>>>>>

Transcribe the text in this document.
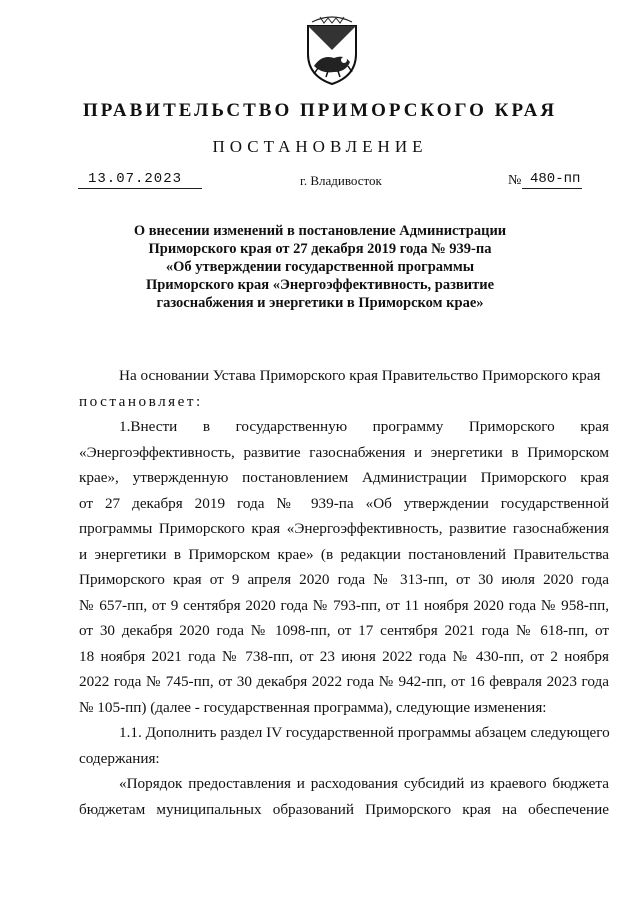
ПРАВИТЕЛЬСТВО ПРИМОРСКОГО КРАЯ
ПОСТАНОВЛЕНИЕ
13.07.2023	г. Владивосток	№ 480-пп
О внесении изменений в постановление Администрации
Приморского края от 27 декабря 2019 года № 939-па
«Об утверждении государственной программы
Приморского края «Энергоэффективность, развитие
газоснабжения и энергетики в Приморском крае»
На основании Устава Приморского края Правительство Приморского края
постановляет:
1.Внести в государственную программу Приморского края
«Энергоэффективность, развитие газоснабжения и энергетики в Приморском
крае», утвержденную постановлением Администрации Приморского края
от 27 декабря 2019 года № 939-па «Об утверждении государственной
программы Приморского края «Энергоэффективность, развитие газоснабжения
и энергетики в Приморском крае» (в редакции постановлений Правительства
Приморского края от 9 апреля 2020 года № 313-пп, от 30 июля 2020 года
№ 657-пп, от 9 сентября 2020 года № 793-пп, от 11 ноября 2020 года № 958-пп,
от 30 декабря 2020 года № 1098-пп, от 17 сентября 2021 года № 618-пп, от
18 ноября 2021 года № 738-пп, от 23 июня 2022 года № 430-пп, от 2 ноября
2022 года № 745-пп, от 30 декабря 2022 года № 942-пп, от 16 февраля 2023 года
№ 105-пп) (далее - государственная программа), следующие изменения:
1.1. Дополнить раздел IV государственной программы абзацем следующего
содержания:
«Порядок предоставления и расходования субсидий из краевого бюджета
бюджетам муниципальных образований Приморского края на обеспечение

<<<<<

Quote every record above exactly, omitting any pictures they contain.

Transcribe the text in this document.
ПРАВИТЕЛЬСТВО ПРИМОРСКОГО КРАЯ
ПОСТАНОВЛЕНИЕ
13.07.2023	г. Владивосток	№ 480-пп
О внесении изменений в постановление Администрации
Приморского края от 27 декабря 2019 года № 939-па
«Об утверждении государственной программы
Приморского края «Энергоэффективность, развитие
газоснабжения и энергетики в Приморском крае»
На основании Устава Приморского края Правительство Приморского края
постановляет:
1.Внести в государственную программу Приморского края
«Энергоэффективность, развитие газоснабжения и энергетики в Приморском
крае», утвержденную постановлением Администрации Приморского края
от 27 декабря 2019 года № 939-па «Об утверждении государственной
программы Приморского края «Энергоэффективность, развитие газоснабжения
и энергетики в Приморском крае» (в редакции постановлений Правительства
Приморского края от 9 апреля 2020 года № 313-пп, от 30 июля 2020 года
№ 657-пп, от 9 сентября 2020 года № 793-пп, от 11 ноября 2020 года № 958-пп,
от 30 декабря 2020 года № 1098-пп, от 17 сентября 2021 года № 618-пп, от
18 ноября 2021 года № 738-пп, от 23 июня 2022 года № 430-пп, от 2 ноября
2022 года № 745-пп, от 30 декабря 2022 года № 942-пп, от 16 февраля 2023 года
№ 105-пп) (далее - государственная программа), следующие изменения:
1.1. Дополнить раздел IV государственной программы абзацем следующего
содержания:
«Порядок предоставления и расходования субсидий из краевого бюджета
бюджетам муниципальных образований Приморского края на обеспечение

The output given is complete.